» Task prompt
Type out every line below exactly as it reads.

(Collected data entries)
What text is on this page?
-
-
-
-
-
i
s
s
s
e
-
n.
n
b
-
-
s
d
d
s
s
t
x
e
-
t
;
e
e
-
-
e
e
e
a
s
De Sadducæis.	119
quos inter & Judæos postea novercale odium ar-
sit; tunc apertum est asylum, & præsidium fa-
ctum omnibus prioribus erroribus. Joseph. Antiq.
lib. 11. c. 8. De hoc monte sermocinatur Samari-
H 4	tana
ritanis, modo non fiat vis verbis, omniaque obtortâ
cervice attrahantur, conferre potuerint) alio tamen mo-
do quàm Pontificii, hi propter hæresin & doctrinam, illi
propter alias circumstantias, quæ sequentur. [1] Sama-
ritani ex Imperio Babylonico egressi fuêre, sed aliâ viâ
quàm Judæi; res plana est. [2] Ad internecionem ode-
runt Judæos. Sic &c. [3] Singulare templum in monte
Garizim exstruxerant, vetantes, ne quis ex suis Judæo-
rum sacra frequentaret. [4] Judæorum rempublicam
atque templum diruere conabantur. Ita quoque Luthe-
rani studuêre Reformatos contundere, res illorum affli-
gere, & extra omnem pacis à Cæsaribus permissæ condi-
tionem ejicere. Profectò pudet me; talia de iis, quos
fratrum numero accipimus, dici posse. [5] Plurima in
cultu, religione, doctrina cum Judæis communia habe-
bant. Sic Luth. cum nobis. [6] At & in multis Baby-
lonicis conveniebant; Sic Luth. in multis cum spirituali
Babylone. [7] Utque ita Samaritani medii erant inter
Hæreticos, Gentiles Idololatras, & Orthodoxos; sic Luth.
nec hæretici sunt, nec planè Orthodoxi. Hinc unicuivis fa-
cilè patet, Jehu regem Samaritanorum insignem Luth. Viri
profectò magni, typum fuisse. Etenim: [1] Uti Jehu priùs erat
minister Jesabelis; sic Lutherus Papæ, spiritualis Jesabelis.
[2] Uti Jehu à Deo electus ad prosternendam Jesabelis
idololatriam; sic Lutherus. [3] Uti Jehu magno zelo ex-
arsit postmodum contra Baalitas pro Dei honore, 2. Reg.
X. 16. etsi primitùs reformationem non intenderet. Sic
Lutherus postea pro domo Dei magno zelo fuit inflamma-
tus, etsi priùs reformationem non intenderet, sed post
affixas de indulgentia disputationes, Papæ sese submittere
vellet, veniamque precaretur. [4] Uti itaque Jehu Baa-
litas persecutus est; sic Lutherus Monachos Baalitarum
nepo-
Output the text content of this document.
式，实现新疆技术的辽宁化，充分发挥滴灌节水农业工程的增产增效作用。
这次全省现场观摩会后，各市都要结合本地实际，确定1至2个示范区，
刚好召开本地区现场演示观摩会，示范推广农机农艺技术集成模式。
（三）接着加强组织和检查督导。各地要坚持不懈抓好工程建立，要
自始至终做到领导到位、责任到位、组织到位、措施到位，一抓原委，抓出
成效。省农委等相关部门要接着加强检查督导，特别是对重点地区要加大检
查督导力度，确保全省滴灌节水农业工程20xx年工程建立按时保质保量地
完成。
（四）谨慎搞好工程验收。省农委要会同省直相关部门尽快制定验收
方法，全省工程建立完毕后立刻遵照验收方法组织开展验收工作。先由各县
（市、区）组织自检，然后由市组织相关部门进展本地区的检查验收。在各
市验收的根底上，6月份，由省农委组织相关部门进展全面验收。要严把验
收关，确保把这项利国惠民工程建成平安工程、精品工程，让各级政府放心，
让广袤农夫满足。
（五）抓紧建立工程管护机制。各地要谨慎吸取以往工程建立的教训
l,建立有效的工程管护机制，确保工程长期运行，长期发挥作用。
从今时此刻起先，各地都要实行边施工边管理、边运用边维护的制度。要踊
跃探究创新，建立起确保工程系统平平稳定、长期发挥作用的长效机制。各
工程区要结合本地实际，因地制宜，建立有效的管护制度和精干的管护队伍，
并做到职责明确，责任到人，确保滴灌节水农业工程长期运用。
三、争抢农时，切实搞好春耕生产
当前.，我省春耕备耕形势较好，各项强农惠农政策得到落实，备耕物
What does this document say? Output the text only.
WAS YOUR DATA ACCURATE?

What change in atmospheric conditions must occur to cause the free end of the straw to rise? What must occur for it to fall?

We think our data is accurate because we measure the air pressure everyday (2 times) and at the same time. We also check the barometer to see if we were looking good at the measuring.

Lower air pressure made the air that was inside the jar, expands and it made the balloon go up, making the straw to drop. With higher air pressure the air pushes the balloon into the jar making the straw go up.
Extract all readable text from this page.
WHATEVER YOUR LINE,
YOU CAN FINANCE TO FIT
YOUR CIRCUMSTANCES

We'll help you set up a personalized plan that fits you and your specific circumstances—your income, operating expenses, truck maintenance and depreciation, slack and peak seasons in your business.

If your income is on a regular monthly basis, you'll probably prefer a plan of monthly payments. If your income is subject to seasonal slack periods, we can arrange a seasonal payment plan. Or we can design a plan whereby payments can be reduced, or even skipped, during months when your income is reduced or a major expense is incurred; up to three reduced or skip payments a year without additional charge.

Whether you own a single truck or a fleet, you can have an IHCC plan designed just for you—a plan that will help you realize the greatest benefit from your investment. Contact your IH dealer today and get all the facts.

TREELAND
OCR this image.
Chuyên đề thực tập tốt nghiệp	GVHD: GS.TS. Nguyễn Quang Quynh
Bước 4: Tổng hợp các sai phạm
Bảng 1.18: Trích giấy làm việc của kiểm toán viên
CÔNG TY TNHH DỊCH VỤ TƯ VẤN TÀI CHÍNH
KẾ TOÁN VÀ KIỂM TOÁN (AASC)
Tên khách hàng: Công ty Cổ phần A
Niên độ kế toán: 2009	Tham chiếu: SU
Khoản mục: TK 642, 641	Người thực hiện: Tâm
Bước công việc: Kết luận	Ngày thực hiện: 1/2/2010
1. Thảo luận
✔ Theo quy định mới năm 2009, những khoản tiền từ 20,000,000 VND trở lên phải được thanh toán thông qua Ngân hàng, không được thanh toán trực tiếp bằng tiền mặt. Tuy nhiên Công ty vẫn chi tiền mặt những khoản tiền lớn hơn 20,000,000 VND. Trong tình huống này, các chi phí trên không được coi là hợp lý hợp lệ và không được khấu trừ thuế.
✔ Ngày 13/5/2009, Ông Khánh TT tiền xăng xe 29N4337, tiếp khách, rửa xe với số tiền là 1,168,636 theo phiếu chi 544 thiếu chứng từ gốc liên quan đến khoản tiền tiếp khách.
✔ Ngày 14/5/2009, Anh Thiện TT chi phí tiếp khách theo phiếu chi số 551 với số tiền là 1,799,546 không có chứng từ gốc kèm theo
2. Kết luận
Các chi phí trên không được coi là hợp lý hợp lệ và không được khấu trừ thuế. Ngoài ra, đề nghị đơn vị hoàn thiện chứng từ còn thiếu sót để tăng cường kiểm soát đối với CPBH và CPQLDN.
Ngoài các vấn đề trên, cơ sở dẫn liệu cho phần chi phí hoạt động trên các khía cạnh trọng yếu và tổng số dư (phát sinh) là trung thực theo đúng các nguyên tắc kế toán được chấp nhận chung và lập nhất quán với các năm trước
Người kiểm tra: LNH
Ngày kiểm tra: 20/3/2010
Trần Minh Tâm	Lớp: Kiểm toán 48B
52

» Solution to the problem
What text is on this page?
-
-
-
-
-
i
s
s
s
e
-
n.
n
b
-
-
s
d
d
s
s
t
x
e
-
t
;
e
e
-
-
e
e
e
a
s
De Sadducæis.	119
quos inter & Judæos postea novercale odium ar-
sit; tunc apertum est asylum, & præsidium fa-
ctum omnibus prioribus erroribus. Joseph. Antiq.
lib. 11. c. 8. De hoc monte sermocinatur Samari-
H 4	tana
ritanis, modo non fiat vis verbis, omniaque obtortâ
cervice attrahantur, conferre potuerint) alio tamen mo-
do quàm Pontificii, hi propter hæresin & doctrinam, illi
propter alias circumstantias, quæ sequentur. [1] Sama-
ritani ex Imperio Babylonico egressi fuêre, sed aliâ viâ
quàm Judæi; res plana est. [2] Ad internecionem ode-
runt Judæos. Sic &c. [3] Singulare templum in monte
Garizim exstruxerant, vetantes, ne quis ex suis Judæo-
rum sacra frequentaret. [4] Judæorum rempublicam
atque templum diruere conabantur. Ita quoque Luthe-
rani studuêre Reformatos contundere, res illorum affli-
gere, & extra omnem pacis à Cæsaribus permissæ condi-
tionem ejicere. Profectò pudet me; talia de iis, quos
fratrum numero accipimus, dici posse. [5] Plurima in
cultu, religione, doctrina cum Judæis communia habe-
bant. Sic Luth. cum nobis. [6] At & in multis Baby-
lonicis conveniebant; Sic Luth. in multis cum spirituali
Babylone. [7] Utque ita Samaritani medii erant inter
Hæreticos, Gentiles Idololatras, & Orthodoxos; sic Luth.
nec hæretici sunt, nec planè Orthodoxi. Hinc unicuivis fa-
cilè patet, Jehu regem Samaritanorum insignem Luth. Viri
profectò magni, typum fuisse. Etenim: [1] Uti Jehu priùs erat
minister Jesabelis; sic Lutherus Papæ, spiritualis Jesabelis.
[2] Uti Jehu à Deo electus ad prosternendam Jesabelis
idololatriam; sic Lutherus. [3] Uti Jehu magno zelo ex-
arsit postmodum contra Baalitas pro Dei honore, 2. Reg.
X. 16. etsi primitùs reformationem non intenderet. Sic
Lutherus postea pro domo Dei magno zelo fuit inflamma-
tus, etsi priùs reformationem non intenderet, sed post
affixas de indulgentia disputationes, Papæ sese submittere
vellet, veniamque precaretur. [4] Uti itaque Jehu Baa-
litas persecutus est; sic Lutherus Monachos Baalitarum
nepo-
Output the text content of this document.
式，实现新疆技术的辽宁化，充分发挥滴灌节水农业工程的增产增效作用。
这次全省现场观摩会后，各市都要结合本地实际，确定1至2个示范区，
刚好召开本地区现场演示观摩会，示范推广农机农艺技术集成模式。
（三）接着加强组织和检查督导。各地要坚持不懈抓好工程建立，要
自始至终做到领导到位、责任到位、组织到位、措施到位，一抓原委，抓出
成效。省农委等相关部门要接着加强检查督导，特别是对重点地区要加大检
查督导力度，确保全省滴灌节水农业工程20xx年工程建立按时保质保量地
完成。
（四）谨慎搞好工程验收。省农委要会同省直相关部门尽快制定验收
方法，全省工程建立完毕后立刻遵照验收方法组织开展验收工作。先由各县
（市、区）组织自检，然后由市组织相关部门进展本地区的检查验收。在各
市验收的根底上，6月份，由省农委组织相关部门进展全面验收。要严把验
收关，确保把这项利国惠民工程建成平安工程、精品工程，让各级政府放心，
让广袤农夫满足。
（五）抓紧建立工程管护机制。各地要谨慎吸取以往工程建立的教训
l,建立有效的工程管护机制，确保工程长期运行，长期发挥作用。
从今时此刻起先，各地都要实行边施工边管理、边运用边维护的制度。要踊
跃探究创新，建立起确保工程系统平平稳定、长期发挥作用的长效机制。各
工程区要结合本地实际，因地制宜，建立有效的管护制度和精干的管护队伍，
并做到职责明确，责任到人，确保滴灌节水农业工程长期运用。
三、争抢农时，切实搞好春耕生产
当前.，我省春耕备耕形势较好，各项强农惠农政策得到落实，备耕物
What does this document say? Output the text only.
WAS YOUR DATA ACCURATE?

What change in atmospheric conditions must occur to cause the free end of the straw to rise? What must occur for it to fall?

We think our data is accurate because we measure the air pressure everyday (2 times) and at the same time. We also check the barometer to see if we were looking good at the measuring.

Lower air pressure made the air that was inside the jar, expands and it made the balloon go up, making the straw to drop. With higher air pressure the air pushes the balloon into the jar making the straw go up.
Extract all readable text from this page.
WHATEVER YOUR LINE,
YOU CAN FINANCE TO FIT
YOUR CIRCUMSTANCES

We'll help you set up a personalized plan that fits you and your specific circumstances—your income, operating expenses, truck maintenance and depreciation, slack and peak seasons in your business.

If your income is on a regular monthly basis, you'll probably prefer a plan of monthly payments. If your income is subject to seasonal slack periods, we can arrange a seasonal payment plan. Or we can design a plan whereby payments can be reduced, or even skipped, during months when your income is reduced or a major expense is incurred; up to three reduced or skip payments a year without additional charge.

Whether you own a single truck or a fleet, you can have an IHCC plan designed just for you—a plan that will help you realize the greatest benefit from your investment. Contact your IH dealer today and get all the facts.

TREELAND
OCR this image.
Chuyên đề thực tập tốt nghiệp	GVHD: GS.TS. Nguyễn Quang Quynh
Bước 4: Tổng hợp các sai phạm
Bảng 1.18: Trích giấy làm việc của kiểm toán viên
CÔNG TY TNHH DỊCH VỤ TƯ VẤN TÀI CHÍNH
KẾ TOÁN VÀ KIỂM TOÁN (AASC)
Tên khách hàng: Công ty Cổ phần A
Niên độ kế toán: 2009	Tham chiếu: SU
Khoản mục: TK 642, 641	Người thực hiện: Tâm
Bước công việc: Kết luận	Ngày thực hiện: 1/2/2010
1. Thảo luận
✔ Theo quy định mới năm 2009, những khoản tiền từ 20,000,000 VND trở lên phải được thanh toán thông qua Ngân hàng, không được thanh toán trực tiếp bằng tiền mặt. Tuy nhiên Công ty vẫn chi tiền mặt những khoản tiền lớn hơn 20,000,000 VND. Trong tình huống này, các chi phí trên không được coi là hợp lý hợp lệ và không được khấu trừ thuế.
✔ Ngày 13/5/2009, Ông Khánh TT tiền xăng xe 29N4337, tiếp khách, rửa xe với số tiền là 1,168,636 theo phiếu chi 544 thiếu chứng từ gốc liên quan đến khoản tiền tiếp khách.
✔ Ngày 14/5/2009, Anh Thiện TT chi phí tiếp khách theo phiếu chi số 551 với số tiền là 1,799,546 không có chứng từ gốc kèm theo
2. Kết luận
Các chi phí trên không được coi là hợp lý hợp lệ và không được khấu trừ thuế. Ngoài ra, đề nghị đơn vị hoàn thiện chứng từ còn thiếu sót để tăng cường kiểm soát đối với CPBH và CPQLDN.
Ngoài các vấn đề trên, cơ sở dẫn liệu cho phần chi phí hoạt động trên các khía cạnh trọng yếu và tổng số dư (phát sinh) là trung thực theo đúng các nguyên tắc kế toán được chấp nhận chung và lập nhất quán với các năm trước
Người kiểm tra: LNH
Ngày kiểm tra: 20/3/2010
Trần Minh Tâm	Lớp: Kiểm toán 48B
52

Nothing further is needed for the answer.